# [STATED TASK]
Write out the listing below exactly, and omit any images you find in it.

# [TASK MATERIAL]
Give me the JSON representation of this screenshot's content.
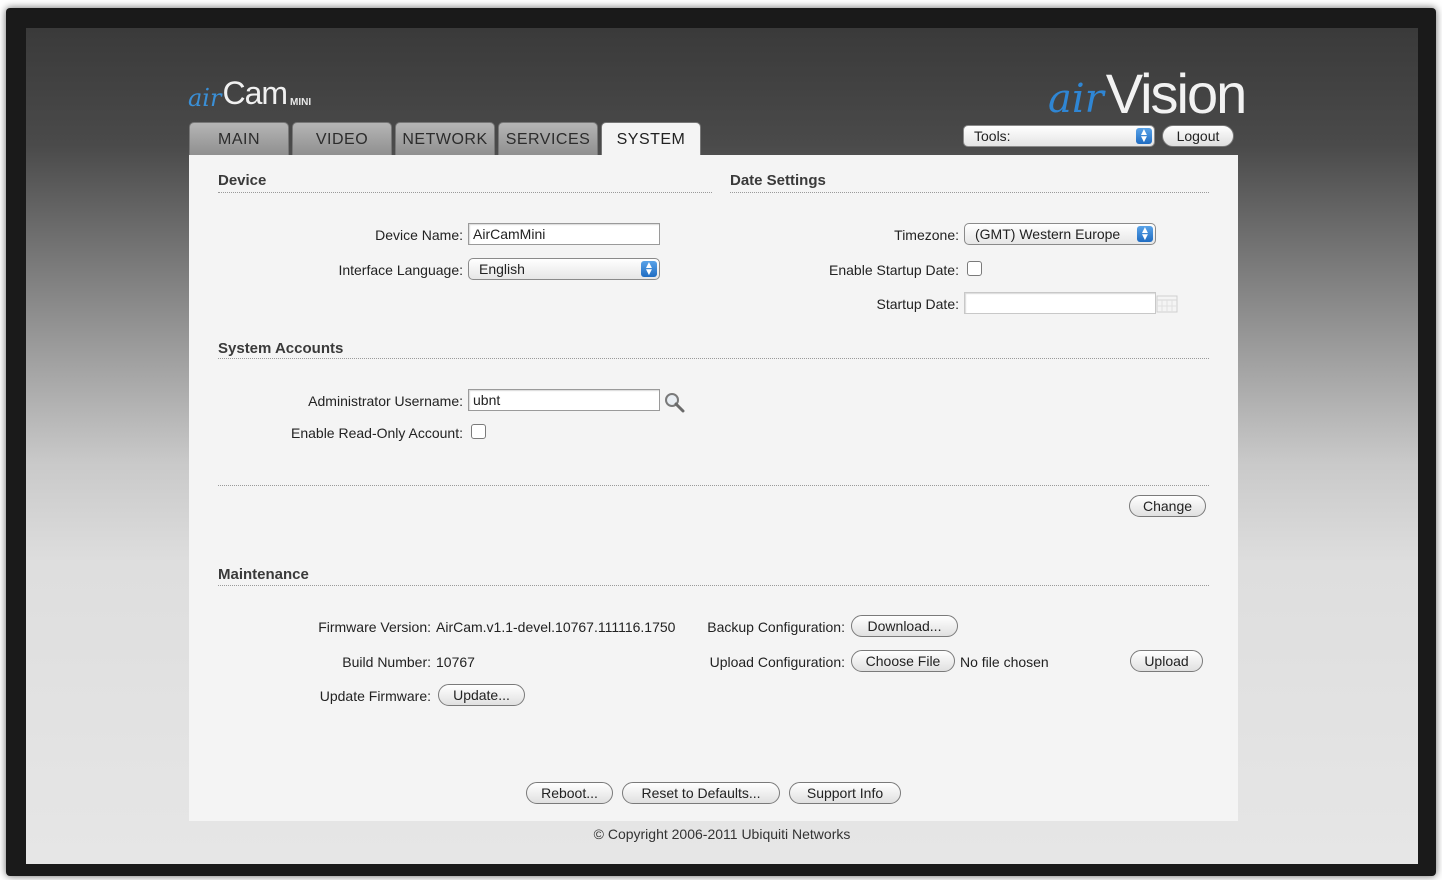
{
  "logo_left": {
    "air": "air",
    "cam": "Cam",
    "mini": "MINI"
  },
  "logo_right": {
    "air": "air",
    "vision": "Vision"
  },
  "tabs": [
    "MAIN",
    "VIDEO",
    "NETWORK",
    "SERVICES",
    "SYSTEM"
  ],
  "active_tab": "SYSTEM",
  "header": {
    "tools_label": "Tools:",
    "logout_label": "Logout"
  },
  "device": {
    "title": "Device",
    "device_name_label": "Device Name:",
    "device_name_value": "AirCamMini",
    "interface_language_label": "Interface Language:",
    "interface_language_value": "English"
  },
  "date_settings": {
    "title": "Date Settings",
    "timezone_label": "Timezone:",
    "timezone_value": "(GMT) Western Europe",
    "enable_startup_date_label": "Enable Startup Date:",
    "startup_date_label": "Startup Date:",
    "startup_date_value": ""
  },
  "system_accounts": {
    "title": "System Accounts",
    "admin_username_label": "Administrator Username:",
    "admin_username_value": "ubnt",
    "readonly_label": "Enable Read-Only Account:"
  },
  "change_button": "Change",
  "maintenance": {
    "title": "Maintenance",
    "firmware_version_label": "Firmware Version:",
    "firmware_version_value": "AirCam.v1.1-devel.10767.111116.1750",
    "build_number_label": "Build Number:",
    "build_number_value": "10767",
    "update_firmware_label": "Update Firmware:",
    "update_button": "Update...",
    "backup_config_label": "Backup Configuration:",
    "download_button": "Download...",
    "upload_config_label": "Upload Configuration:",
    "choose_file_button": "Choose File",
    "no_file_text": "No file chosen",
    "upload_button": "Upload"
  },
  "bottom_buttons": {
    "reboot": "Reboot...",
    "reset": "Reset to Defaults...",
    "support": "Support Info"
  },
  "footer": "© Copyright 2006-2011 Ubiquiti Networks"
}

# [SOLUTION TO THIS PROBLEM]
Give me the JSON representation of this screenshot's content.
{
  "logo_left": {
    "air": "air",
    "cam": "Cam",
    "mini": "MINI"
  },
  "logo_right": {
    "air": "air",
    "vision": "Vision"
  },
  "tabs": [
    "MAIN",
    "VIDEO",
    "NETWORK",
    "SERVICES",
    "SYSTEM"
  ],
  "active_tab": "SYSTEM",
  "header": {
    "tools_label": "Tools:",
    "logout_label": "Logout"
  },
  "device": {
    "title": "Device",
    "device_name_label": "Device Name:",
    "device_name_value": "AirCamMini",
    "interface_language_label": "Interface Language:",
    "interface_language_value": "English"
  },
  "date_settings": {
    "title": "Date Settings",
    "timezone_label": "Timezone:",
    "timezone_value": "(GMT) Western Europe",
    "enable_startup_date_label": "Enable Startup Date:",
    "startup_date_label": "Startup Date:",
    "startup_date_value": ""
  },
  "system_accounts": {
    "title": "System Accounts",
    "admin_username_label": "Administrator Username:",
    "admin_username_value": "ubnt",
    "readonly_label": "Enable Read-Only Account:"
  },
  "change_button": "Change",
  "maintenance": {
    "title": "Maintenance",
    "firmware_version_label": "Firmware Version:",
    "firmware_version_value": "AirCam.v1.1-devel.10767.111116.1750",
    "build_number_label": "Build Number:",
    "build_number_value": "10767",
    "update_firmware_label": "Update Firmware:",
    "update_button": "Update...",
    "backup_config_label": "Backup Configuration:",
    "download_button": "Download...",
    "upload_config_label": "Upload Configuration:",
    "choose_file_button": "Choose File",
    "no_file_text": "No file chosen",
    "upload_button": "Upload"
  },
  "bottom_buttons": {
    "reboot": "Reboot...",
    "reset": "Reset to Defaults...",
    "support": "Support Info"
  },
  "footer": "© Copyright 2006-2011 Ubiquiti Networks"
}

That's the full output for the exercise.